• _THE PROBLEM_: Copy the entries below word for word, everything from the line containing "- Bar: [680, 160, 735, 190]" down to the line containing "- Bar: [258, 158, 738, 913]", both of those lines included.

• _AVAILABLE DATA_:
--- BEGIN ---
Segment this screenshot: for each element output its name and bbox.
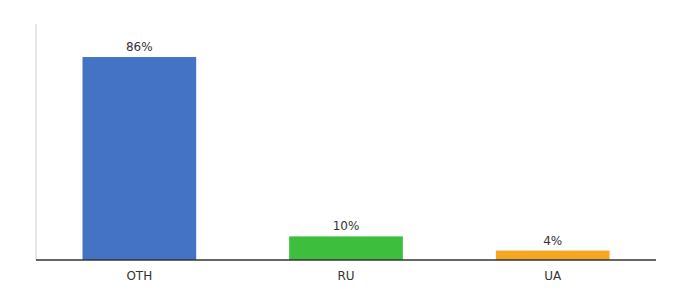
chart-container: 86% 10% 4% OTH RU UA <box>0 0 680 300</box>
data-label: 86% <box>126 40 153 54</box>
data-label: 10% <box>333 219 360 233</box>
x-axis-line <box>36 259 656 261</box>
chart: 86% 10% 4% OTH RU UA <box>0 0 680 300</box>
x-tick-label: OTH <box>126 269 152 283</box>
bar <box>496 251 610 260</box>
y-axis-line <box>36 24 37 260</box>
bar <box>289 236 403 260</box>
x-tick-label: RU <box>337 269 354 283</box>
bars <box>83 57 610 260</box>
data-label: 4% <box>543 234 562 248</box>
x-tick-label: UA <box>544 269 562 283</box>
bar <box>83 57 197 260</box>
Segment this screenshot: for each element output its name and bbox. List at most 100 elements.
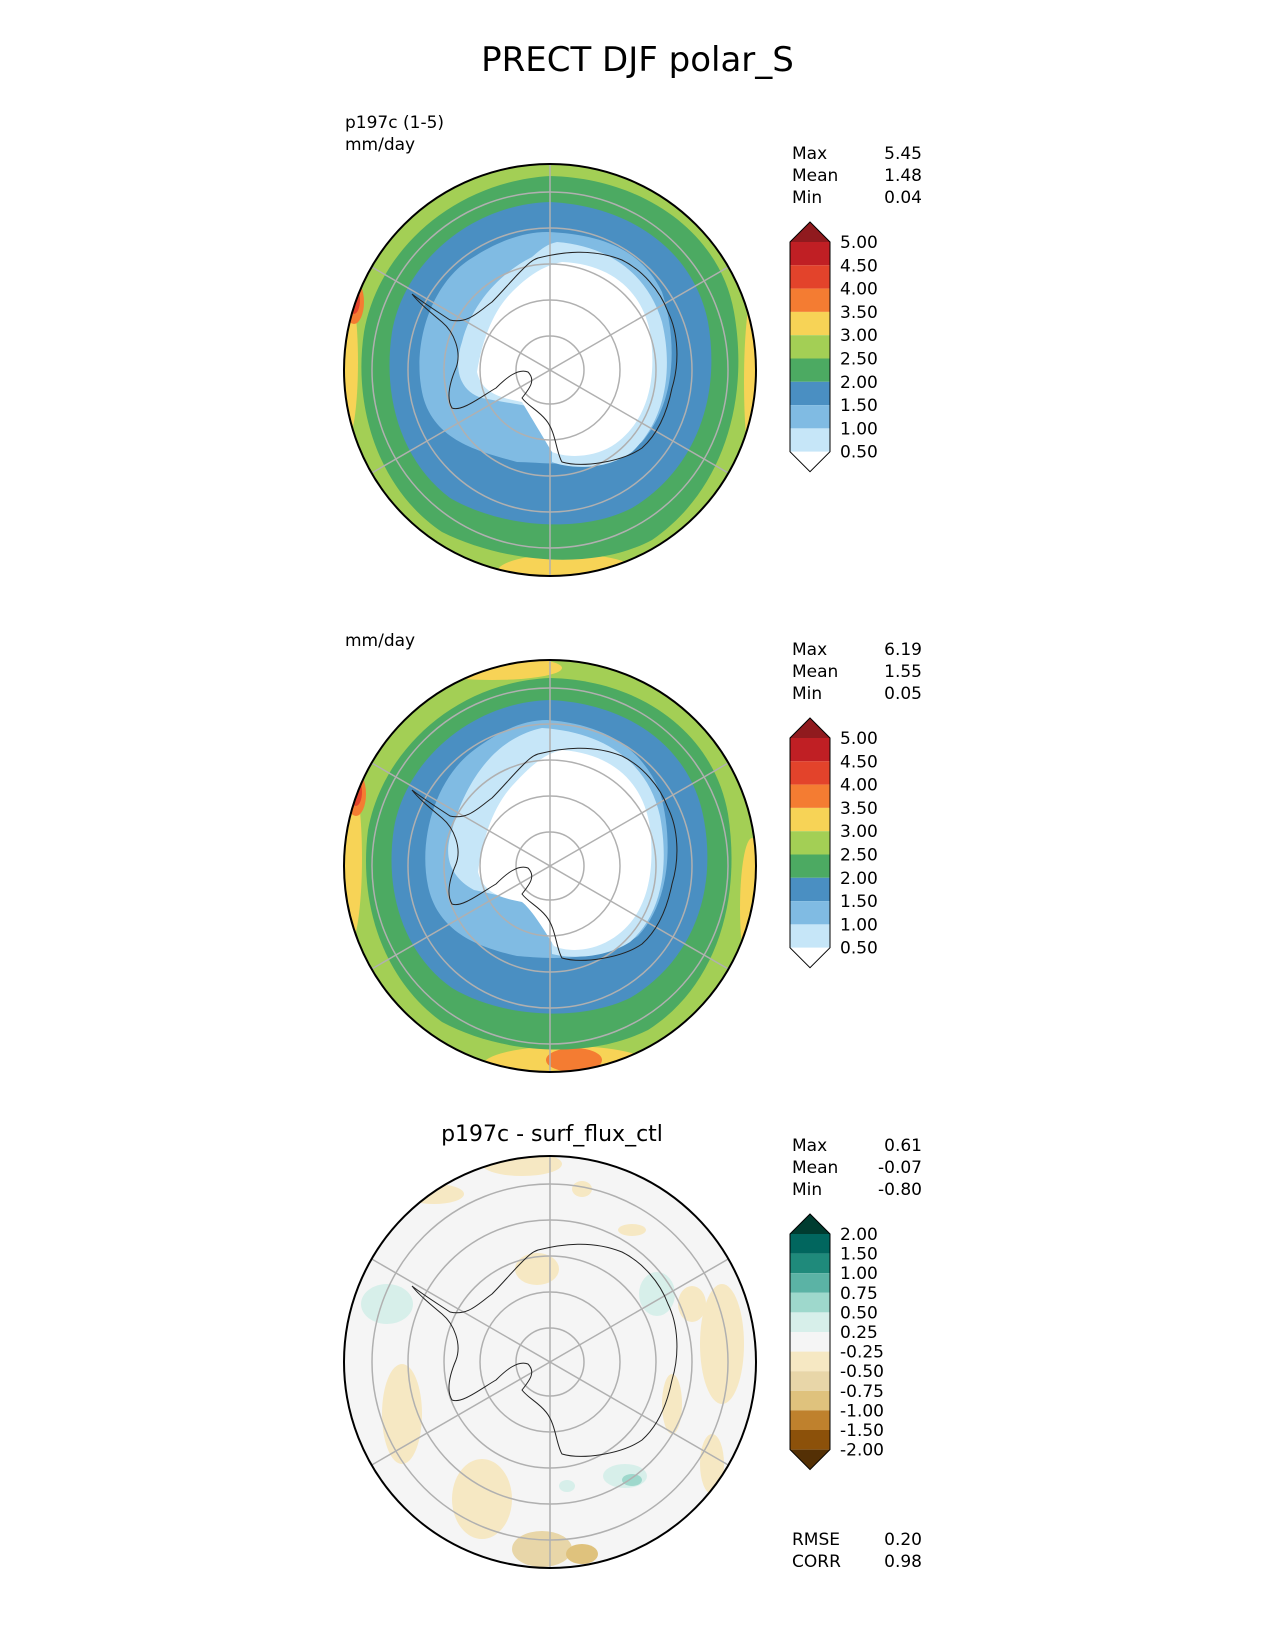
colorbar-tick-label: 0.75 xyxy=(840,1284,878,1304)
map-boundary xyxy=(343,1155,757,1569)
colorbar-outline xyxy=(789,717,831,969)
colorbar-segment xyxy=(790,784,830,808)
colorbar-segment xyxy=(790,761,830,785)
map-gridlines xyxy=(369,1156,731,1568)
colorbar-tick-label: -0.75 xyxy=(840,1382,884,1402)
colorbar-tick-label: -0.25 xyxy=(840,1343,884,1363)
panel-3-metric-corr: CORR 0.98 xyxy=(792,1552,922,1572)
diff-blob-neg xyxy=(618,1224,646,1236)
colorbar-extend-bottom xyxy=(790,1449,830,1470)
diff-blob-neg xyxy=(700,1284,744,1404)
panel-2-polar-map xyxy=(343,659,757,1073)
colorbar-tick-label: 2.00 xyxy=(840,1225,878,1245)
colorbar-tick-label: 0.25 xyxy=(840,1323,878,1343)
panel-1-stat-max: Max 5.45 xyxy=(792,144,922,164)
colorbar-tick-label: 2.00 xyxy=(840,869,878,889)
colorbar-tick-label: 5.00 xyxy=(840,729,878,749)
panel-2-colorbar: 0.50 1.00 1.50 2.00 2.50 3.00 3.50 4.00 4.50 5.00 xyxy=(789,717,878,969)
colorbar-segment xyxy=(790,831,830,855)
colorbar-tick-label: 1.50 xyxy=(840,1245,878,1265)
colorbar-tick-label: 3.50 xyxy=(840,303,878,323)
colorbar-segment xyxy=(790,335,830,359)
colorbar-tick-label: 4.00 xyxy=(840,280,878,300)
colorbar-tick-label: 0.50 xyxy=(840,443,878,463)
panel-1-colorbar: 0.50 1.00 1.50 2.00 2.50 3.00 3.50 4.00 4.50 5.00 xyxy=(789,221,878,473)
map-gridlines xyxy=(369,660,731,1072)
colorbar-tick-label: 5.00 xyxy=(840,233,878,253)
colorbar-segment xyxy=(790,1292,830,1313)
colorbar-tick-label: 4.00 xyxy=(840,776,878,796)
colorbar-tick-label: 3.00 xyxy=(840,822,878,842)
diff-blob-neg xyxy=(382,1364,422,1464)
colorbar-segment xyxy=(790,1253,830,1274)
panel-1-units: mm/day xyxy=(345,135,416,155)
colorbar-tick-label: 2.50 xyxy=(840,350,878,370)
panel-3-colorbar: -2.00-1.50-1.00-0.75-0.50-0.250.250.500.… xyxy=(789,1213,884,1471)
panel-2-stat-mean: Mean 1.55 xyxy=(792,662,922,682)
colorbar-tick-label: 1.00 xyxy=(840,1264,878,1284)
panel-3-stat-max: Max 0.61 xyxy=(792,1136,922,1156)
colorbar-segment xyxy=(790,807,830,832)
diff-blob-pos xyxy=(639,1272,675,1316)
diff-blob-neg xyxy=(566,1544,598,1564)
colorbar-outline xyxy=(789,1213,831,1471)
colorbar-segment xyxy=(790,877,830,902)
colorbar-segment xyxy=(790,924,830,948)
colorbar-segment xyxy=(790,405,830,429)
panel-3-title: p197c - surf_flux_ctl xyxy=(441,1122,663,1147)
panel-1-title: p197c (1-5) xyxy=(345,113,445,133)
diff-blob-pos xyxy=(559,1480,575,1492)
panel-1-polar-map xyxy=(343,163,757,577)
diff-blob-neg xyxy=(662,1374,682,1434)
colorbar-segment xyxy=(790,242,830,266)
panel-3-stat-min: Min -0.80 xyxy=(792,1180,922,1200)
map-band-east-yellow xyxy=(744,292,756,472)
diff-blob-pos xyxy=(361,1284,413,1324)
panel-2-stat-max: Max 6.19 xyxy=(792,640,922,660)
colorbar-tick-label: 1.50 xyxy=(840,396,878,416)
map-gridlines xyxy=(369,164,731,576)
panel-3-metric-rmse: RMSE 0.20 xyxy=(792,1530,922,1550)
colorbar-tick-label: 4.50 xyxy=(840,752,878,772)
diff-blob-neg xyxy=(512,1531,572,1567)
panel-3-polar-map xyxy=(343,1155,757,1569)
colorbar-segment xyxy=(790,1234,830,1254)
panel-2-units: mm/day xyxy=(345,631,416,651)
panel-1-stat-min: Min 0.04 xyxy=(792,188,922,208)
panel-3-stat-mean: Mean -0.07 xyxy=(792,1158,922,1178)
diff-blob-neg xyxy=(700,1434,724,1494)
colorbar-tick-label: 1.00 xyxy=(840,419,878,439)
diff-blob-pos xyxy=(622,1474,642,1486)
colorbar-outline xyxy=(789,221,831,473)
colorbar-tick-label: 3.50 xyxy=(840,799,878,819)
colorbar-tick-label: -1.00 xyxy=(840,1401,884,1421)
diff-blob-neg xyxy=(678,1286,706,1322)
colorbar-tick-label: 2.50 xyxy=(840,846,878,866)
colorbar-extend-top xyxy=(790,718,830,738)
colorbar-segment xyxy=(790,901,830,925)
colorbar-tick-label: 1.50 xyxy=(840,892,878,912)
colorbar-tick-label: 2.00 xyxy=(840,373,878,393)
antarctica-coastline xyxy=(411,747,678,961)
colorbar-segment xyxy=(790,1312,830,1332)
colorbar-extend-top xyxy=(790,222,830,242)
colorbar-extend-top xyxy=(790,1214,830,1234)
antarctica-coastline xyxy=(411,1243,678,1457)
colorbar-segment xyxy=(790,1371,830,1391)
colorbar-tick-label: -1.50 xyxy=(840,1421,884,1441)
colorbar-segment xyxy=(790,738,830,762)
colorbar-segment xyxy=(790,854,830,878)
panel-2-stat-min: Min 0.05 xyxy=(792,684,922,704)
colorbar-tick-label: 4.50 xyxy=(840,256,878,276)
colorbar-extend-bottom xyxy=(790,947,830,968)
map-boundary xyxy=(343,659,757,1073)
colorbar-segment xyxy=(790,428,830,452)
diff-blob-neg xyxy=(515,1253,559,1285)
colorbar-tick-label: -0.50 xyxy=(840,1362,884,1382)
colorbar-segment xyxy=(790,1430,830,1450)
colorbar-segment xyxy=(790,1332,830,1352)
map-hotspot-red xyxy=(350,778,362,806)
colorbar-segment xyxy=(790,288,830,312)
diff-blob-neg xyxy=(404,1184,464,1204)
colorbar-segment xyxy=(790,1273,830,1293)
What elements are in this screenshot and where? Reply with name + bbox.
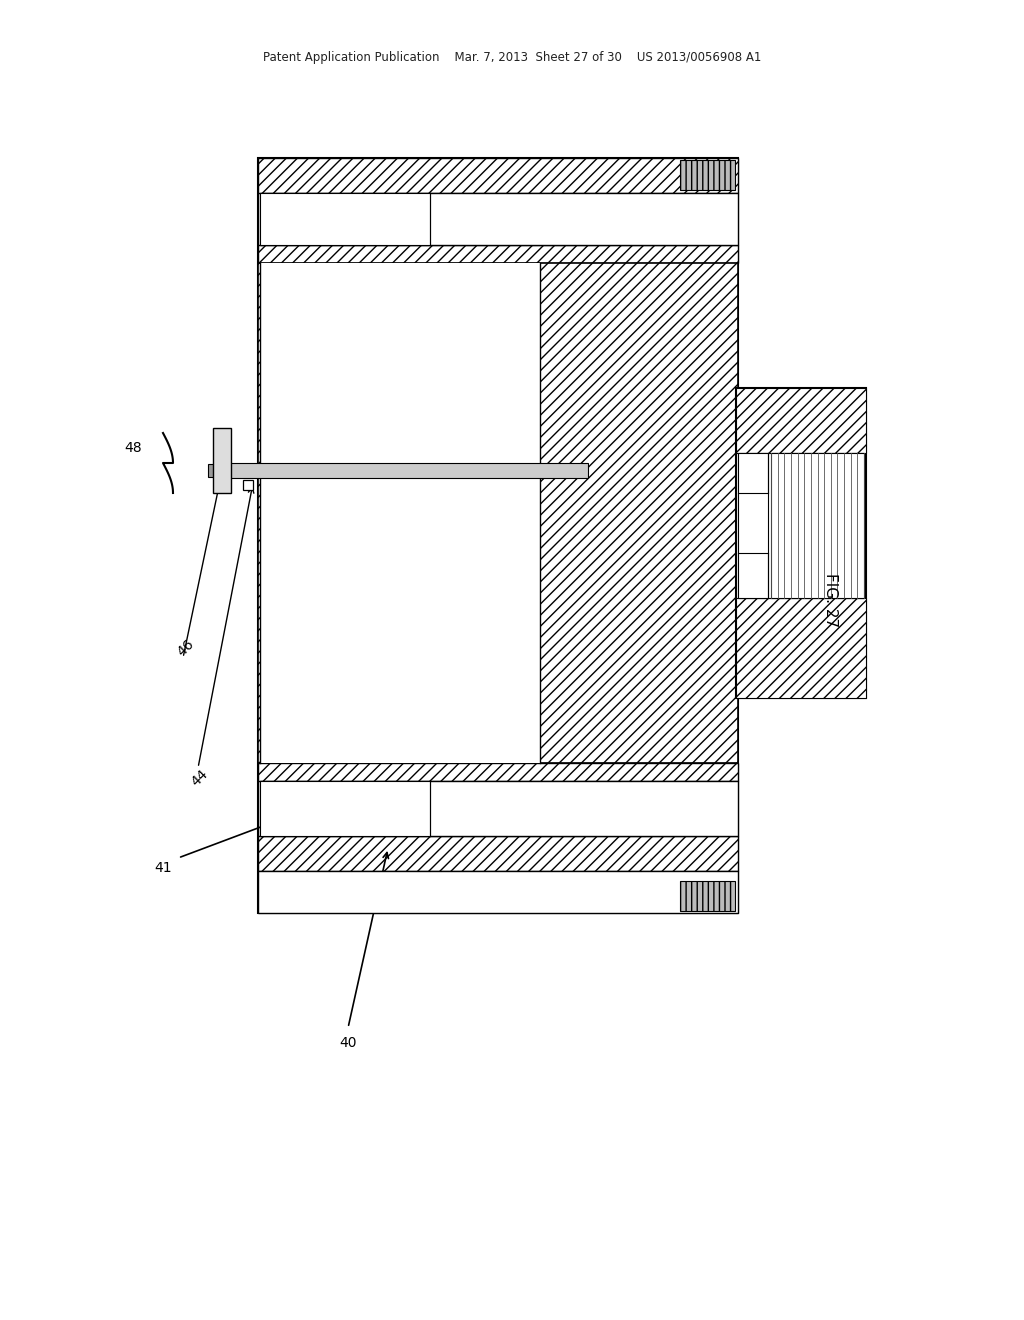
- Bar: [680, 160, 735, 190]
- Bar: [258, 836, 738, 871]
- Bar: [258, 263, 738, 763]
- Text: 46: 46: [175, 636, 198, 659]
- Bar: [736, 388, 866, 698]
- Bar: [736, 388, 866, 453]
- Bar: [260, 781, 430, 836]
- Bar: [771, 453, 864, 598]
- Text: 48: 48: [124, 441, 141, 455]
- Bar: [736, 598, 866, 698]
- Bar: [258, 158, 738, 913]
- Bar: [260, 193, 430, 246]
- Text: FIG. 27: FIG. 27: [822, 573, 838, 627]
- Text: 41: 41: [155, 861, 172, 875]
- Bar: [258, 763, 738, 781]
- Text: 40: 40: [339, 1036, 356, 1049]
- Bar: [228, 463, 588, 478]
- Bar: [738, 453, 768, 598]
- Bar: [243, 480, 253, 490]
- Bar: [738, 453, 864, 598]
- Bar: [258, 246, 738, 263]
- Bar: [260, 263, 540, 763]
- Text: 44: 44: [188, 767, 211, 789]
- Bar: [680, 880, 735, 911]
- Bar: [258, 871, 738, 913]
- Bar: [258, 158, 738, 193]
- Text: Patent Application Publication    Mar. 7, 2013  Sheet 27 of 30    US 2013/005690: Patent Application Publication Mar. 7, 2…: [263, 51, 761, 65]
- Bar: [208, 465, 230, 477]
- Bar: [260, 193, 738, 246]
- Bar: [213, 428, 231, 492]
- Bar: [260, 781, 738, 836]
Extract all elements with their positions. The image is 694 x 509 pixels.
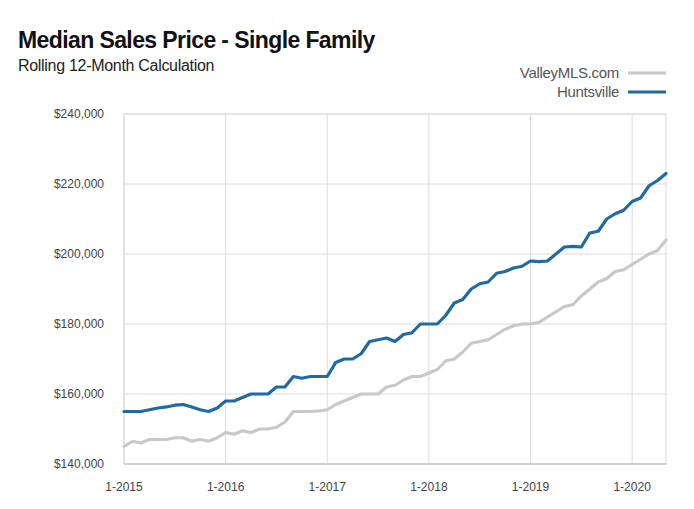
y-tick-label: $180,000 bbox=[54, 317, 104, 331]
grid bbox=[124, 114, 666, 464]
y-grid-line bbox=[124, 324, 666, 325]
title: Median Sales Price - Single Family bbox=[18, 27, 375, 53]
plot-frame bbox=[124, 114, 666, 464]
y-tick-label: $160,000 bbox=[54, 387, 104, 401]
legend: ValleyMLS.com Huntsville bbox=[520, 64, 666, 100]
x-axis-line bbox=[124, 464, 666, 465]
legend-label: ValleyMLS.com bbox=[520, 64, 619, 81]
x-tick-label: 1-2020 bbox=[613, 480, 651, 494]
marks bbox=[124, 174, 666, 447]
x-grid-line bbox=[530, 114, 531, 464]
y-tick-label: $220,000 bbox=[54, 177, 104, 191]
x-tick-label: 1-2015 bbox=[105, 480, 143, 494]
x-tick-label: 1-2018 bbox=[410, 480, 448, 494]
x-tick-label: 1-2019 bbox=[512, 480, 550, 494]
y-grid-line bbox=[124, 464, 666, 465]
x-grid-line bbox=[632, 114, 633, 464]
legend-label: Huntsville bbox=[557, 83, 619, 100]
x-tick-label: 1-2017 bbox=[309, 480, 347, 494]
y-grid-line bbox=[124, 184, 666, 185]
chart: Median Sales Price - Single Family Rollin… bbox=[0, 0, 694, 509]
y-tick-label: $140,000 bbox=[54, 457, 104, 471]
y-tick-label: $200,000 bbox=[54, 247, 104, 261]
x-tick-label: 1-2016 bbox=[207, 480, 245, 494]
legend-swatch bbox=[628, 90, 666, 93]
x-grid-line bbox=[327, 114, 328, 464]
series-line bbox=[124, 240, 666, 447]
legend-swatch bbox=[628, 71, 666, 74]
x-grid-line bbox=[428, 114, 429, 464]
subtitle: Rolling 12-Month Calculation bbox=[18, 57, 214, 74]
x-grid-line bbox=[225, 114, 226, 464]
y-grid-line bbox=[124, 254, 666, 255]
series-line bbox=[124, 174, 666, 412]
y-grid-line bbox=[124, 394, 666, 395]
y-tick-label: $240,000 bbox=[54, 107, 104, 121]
--- END ---
• _TASK OUTPUT_:
- Bar: [680, 160, 735, 190]
- Bar: [258, 836, 738, 871]
- Bar: [258, 263, 738, 763]
- Text: 46: 46: [175, 636, 198, 659]
- Bar: [736, 388, 866, 698]
- Bar: [736, 388, 866, 453]
- Bar: [260, 781, 430, 836]
- Bar: [771, 453, 864, 598]
- Text: 48: 48: [124, 441, 141, 455]
- Bar: [736, 598, 866, 698]
- Bar: [258, 158, 738, 913]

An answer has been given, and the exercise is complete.